2. Nonmesocyclone tornado environments

A common surface setting associated with nonmesocyclone tornadoes identified informally by Davies (2003) involves a slow-moving or stationary wind shift boundary (typically a weak front or trough without a strong temperature contrast), often oriented northeast to southwest (Fig. 1).  Winds shifting from southerly to westerly or northwesterly across the boundary generate convergence and potential for pre-existing vertical vorticity circulations (Brady and Szoke 1989; Wakimoto and Wilson 1989) or misocyclones (Fujita 1981).  Smaller scale thunderstorm outflow boundaries or horizontal convective rolls intersecting the boundary can also provide focus for vertical vorticity circulations.

= Exercise directions =
List every source cited in the passage on nonmesocyclone tornado environments, with its authors and year. The items after this point aren't needed.

= Items =
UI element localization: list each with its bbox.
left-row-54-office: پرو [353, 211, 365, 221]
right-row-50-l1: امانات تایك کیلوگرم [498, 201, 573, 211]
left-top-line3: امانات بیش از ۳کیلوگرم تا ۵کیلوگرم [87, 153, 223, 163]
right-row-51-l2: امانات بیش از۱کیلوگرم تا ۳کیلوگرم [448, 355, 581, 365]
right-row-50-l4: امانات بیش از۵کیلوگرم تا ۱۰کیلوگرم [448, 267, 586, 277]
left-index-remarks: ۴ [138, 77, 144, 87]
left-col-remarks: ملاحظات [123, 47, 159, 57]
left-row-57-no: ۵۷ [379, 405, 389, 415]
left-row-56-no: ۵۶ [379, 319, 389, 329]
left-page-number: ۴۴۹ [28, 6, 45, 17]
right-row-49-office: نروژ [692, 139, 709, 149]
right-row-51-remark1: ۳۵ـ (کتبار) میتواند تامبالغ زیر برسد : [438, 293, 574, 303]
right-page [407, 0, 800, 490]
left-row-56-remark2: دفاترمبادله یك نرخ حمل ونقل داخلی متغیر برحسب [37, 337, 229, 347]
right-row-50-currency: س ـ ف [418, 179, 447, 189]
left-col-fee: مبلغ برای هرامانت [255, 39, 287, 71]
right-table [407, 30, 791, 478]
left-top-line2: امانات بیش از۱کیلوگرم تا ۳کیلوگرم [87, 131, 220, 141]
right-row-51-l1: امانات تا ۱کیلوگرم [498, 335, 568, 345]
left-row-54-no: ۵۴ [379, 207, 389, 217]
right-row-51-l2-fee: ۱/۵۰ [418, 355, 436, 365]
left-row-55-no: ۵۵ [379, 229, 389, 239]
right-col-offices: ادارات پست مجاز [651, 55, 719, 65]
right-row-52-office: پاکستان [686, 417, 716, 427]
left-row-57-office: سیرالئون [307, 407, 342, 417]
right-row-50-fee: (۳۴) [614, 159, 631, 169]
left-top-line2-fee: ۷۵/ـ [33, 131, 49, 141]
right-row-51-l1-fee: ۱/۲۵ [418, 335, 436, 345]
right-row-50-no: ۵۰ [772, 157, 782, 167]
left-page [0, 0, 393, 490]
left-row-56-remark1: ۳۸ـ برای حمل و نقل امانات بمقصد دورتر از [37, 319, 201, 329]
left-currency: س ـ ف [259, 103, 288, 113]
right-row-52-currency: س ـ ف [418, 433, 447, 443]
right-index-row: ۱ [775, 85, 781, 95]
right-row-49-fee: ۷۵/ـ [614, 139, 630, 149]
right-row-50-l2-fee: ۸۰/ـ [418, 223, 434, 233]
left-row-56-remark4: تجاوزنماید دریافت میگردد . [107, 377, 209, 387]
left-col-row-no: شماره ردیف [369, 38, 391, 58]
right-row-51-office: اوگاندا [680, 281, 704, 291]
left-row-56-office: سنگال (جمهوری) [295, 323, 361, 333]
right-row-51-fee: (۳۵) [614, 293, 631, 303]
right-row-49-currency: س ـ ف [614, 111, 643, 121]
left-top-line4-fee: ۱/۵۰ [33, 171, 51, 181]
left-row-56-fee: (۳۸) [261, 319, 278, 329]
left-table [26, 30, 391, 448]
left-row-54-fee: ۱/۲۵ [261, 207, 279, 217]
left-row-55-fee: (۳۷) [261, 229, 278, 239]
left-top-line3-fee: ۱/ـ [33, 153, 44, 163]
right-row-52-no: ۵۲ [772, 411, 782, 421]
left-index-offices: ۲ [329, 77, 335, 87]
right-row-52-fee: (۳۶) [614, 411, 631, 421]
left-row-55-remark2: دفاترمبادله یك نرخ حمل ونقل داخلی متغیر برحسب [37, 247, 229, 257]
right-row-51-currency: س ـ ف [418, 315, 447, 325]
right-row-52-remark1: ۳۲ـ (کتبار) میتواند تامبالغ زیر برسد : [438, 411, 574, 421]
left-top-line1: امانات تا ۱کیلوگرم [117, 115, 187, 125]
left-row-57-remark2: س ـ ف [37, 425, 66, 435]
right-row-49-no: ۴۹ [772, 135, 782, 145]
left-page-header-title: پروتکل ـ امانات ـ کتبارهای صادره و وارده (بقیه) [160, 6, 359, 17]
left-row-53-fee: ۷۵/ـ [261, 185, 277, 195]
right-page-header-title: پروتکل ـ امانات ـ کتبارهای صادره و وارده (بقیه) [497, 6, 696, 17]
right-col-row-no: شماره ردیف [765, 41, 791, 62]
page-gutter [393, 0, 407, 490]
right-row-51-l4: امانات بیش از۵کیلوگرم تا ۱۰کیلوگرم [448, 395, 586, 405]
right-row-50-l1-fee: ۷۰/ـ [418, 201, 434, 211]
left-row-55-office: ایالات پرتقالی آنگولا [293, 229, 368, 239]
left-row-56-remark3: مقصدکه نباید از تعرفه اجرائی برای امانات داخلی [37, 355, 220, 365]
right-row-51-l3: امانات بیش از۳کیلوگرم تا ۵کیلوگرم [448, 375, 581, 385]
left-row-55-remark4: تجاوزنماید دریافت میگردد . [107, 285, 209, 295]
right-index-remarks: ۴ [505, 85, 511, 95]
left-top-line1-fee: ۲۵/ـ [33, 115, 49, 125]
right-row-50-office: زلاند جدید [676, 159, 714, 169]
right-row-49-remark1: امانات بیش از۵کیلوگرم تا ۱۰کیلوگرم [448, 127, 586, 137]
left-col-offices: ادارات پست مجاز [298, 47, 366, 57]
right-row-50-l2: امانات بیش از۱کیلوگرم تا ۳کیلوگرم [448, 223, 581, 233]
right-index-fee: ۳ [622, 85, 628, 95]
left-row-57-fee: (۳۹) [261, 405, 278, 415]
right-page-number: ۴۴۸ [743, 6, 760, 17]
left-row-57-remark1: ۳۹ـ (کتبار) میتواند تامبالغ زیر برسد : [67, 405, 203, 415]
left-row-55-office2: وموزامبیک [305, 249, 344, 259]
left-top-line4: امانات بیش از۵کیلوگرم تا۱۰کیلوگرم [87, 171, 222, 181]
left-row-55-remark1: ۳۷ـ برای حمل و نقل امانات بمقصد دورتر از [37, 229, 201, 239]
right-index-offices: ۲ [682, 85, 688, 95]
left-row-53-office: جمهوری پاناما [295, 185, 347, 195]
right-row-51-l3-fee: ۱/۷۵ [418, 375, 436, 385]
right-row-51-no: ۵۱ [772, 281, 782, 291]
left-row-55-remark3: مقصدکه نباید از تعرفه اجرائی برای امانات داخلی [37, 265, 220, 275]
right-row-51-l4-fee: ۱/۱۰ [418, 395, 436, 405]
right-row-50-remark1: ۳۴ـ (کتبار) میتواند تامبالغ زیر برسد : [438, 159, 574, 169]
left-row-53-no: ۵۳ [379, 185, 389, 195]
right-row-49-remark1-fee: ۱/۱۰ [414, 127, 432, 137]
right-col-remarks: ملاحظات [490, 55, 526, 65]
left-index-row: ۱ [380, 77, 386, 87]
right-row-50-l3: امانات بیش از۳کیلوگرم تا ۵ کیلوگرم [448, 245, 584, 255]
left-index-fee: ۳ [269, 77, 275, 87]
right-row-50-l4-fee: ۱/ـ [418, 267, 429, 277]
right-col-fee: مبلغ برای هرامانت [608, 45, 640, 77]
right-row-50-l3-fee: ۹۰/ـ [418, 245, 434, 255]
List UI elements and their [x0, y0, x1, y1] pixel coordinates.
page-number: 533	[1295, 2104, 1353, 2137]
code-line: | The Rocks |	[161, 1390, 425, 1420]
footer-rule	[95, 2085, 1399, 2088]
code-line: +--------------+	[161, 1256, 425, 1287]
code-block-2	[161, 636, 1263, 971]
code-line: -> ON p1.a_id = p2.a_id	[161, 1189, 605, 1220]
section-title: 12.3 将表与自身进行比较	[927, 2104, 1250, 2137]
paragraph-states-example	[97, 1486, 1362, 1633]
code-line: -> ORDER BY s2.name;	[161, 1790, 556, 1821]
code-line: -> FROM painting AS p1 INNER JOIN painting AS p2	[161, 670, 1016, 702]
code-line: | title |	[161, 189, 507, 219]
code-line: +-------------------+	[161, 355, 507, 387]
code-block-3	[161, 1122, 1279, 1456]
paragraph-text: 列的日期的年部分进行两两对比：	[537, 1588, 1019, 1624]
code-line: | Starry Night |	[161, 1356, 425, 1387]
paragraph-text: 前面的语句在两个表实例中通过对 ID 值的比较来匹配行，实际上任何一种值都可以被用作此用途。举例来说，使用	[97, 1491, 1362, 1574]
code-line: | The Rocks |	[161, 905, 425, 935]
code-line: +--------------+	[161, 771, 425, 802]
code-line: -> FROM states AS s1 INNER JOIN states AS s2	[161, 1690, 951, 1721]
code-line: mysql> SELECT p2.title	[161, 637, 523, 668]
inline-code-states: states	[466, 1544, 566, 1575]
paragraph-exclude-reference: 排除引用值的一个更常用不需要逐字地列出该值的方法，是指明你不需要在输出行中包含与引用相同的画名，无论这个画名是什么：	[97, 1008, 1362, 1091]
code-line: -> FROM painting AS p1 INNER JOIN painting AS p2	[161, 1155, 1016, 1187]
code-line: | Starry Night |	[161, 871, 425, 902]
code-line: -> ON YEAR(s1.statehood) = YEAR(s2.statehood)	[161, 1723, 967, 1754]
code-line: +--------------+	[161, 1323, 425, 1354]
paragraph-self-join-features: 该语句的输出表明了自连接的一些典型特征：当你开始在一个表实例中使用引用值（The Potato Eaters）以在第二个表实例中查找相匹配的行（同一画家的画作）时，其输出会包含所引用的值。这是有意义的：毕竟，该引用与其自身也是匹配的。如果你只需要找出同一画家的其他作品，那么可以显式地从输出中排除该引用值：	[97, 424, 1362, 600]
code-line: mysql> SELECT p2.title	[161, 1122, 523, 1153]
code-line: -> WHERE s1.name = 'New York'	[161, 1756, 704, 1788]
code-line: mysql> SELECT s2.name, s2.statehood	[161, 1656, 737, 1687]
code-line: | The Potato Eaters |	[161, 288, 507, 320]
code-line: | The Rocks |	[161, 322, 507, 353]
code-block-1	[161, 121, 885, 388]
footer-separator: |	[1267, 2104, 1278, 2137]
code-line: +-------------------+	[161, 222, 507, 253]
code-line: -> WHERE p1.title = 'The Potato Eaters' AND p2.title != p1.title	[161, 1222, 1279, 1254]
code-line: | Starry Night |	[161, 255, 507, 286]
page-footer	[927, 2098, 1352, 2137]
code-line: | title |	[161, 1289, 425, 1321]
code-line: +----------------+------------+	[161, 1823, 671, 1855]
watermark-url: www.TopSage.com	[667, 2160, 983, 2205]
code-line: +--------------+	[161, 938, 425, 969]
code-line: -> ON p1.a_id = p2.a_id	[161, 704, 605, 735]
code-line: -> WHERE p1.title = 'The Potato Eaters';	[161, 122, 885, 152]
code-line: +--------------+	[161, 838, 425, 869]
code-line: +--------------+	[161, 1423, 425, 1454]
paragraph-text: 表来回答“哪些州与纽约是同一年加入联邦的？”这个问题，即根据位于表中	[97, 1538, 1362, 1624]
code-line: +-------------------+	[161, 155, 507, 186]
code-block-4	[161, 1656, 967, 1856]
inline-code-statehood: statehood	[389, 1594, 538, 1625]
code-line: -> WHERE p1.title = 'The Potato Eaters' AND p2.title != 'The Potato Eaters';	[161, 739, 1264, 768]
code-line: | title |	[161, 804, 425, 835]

= Correct response =
- Davies (2003)
- Brady and Szoke (1989)
- Wakimoto and Wilson (1989)
- Fujita (1981)